> DATA SUPPLIED:
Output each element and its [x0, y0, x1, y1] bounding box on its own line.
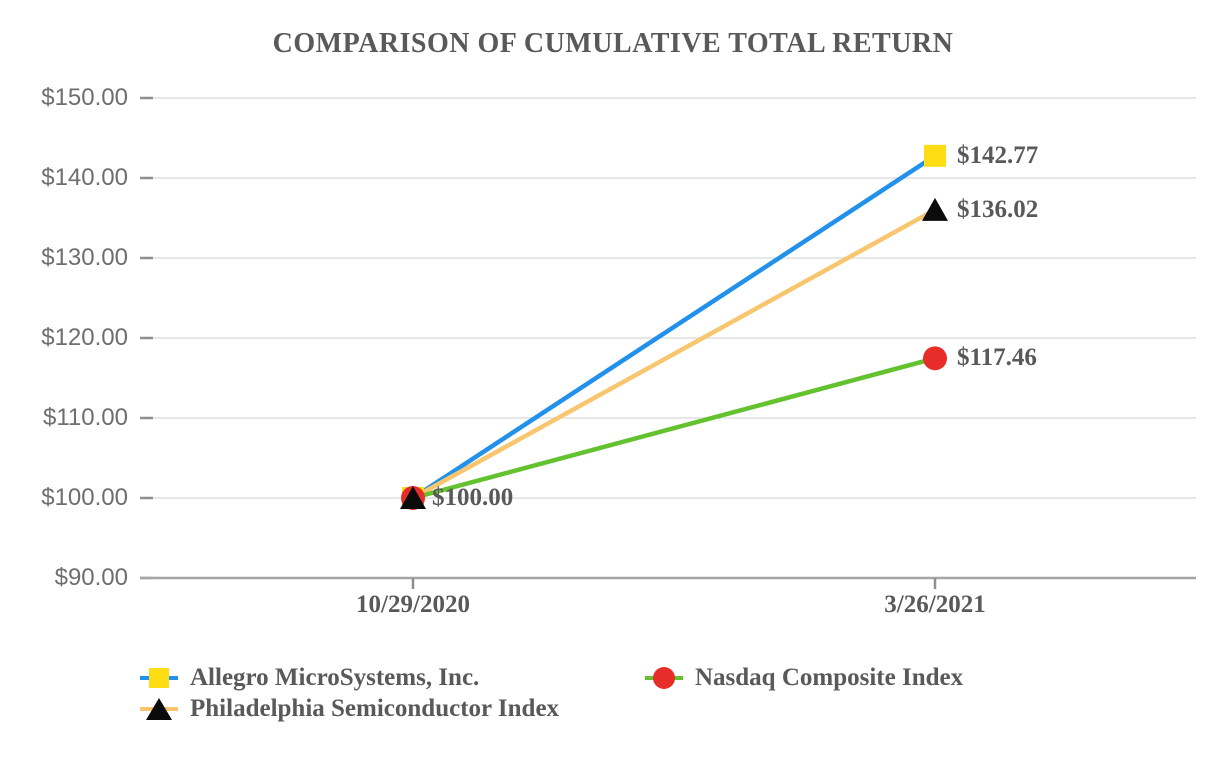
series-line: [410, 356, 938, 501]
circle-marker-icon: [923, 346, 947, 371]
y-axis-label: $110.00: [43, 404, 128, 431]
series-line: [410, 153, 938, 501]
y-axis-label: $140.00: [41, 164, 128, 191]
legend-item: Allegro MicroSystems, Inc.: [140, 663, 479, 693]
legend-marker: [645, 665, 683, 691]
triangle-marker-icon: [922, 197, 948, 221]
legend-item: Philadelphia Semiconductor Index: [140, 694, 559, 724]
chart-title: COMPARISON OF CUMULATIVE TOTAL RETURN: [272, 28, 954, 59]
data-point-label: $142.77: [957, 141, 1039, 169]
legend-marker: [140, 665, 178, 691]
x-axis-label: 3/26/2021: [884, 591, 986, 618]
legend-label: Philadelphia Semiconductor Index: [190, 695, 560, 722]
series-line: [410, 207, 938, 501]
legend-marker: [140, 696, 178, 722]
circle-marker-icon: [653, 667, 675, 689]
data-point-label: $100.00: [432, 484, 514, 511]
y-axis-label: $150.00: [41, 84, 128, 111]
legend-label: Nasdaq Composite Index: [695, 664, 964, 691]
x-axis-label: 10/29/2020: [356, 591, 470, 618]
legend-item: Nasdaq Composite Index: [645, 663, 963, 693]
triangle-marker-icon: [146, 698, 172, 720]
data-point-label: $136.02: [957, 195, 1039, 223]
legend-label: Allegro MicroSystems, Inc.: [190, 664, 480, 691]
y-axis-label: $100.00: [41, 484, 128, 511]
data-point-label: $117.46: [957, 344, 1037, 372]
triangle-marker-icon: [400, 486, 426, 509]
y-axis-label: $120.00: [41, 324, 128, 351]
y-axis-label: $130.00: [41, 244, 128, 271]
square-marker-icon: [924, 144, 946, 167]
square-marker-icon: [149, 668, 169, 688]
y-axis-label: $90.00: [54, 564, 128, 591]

> YOUR GOAL:
Copy the records above line for line, leaving out the pictures.

> RESPONSE TO THE EXERCISE:
Output each element and its [x0, y0, x1, y1] bounding box on its own line.
series-line: [410, 356, 938, 501]
circle-marker-icon: [923, 346, 947, 371]
y-axis-label: $110.00: [43, 404, 128, 431]
series-line: [410, 153, 938, 501]
y-axis-label: $140.00: [41, 164, 128, 191]
legend-item: Allegro MicroSystems, Inc.: [140, 663, 479, 693]
legend-marker: [645, 665, 683, 691]
triangle-marker-icon: [922, 197, 948, 221]
legend-item: Philadelphia Semiconductor Index: [140, 694, 559, 724]
chart-title: COMPARISON OF CUMULATIVE TOTAL RETURN: [272, 28, 954, 59]
data-point-label: $142.77: [957, 141, 1039, 169]
legend-marker: [140, 665, 178, 691]
x-axis-label: 3/26/2021: [884, 591, 986, 618]
legend-label: Philadelphia Semiconductor Index: [190, 695, 560, 722]
series-line: [410, 207, 938, 501]
legend-marker: [140, 696, 178, 722]
circle-marker-icon: [653, 667, 675, 689]
data-point-label: $100.00: [432, 484, 514, 511]
y-axis-label: $150.00: [41, 84, 128, 111]
legend-label: Nasdaq Composite Index: [695, 664, 964, 691]
x-axis-label: 10/29/2020: [356, 591, 470, 618]
legend-item: Nasdaq Composite Index: [645, 663, 963, 693]
triangle-marker-icon: [146, 698, 172, 720]
data-point-label: $136.02: [957, 195, 1039, 223]
legend-label: Allegro MicroSystems, Inc.: [190, 664, 480, 691]
y-axis-label: $100.00: [41, 484, 128, 511]
data-point-label: $117.46: [957, 344, 1037, 372]
triangle-marker-icon: [400, 486, 426, 509]
y-axis-label: $120.00: [41, 324, 128, 351]
y-axis-label: $130.00: [41, 244, 128, 271]
square-marker-icon: [924, 144, 946, 167]
square-marker-icon: [149, 668, 169, 688]
y-axis-label: $90.00: [54, 564, 128, 591]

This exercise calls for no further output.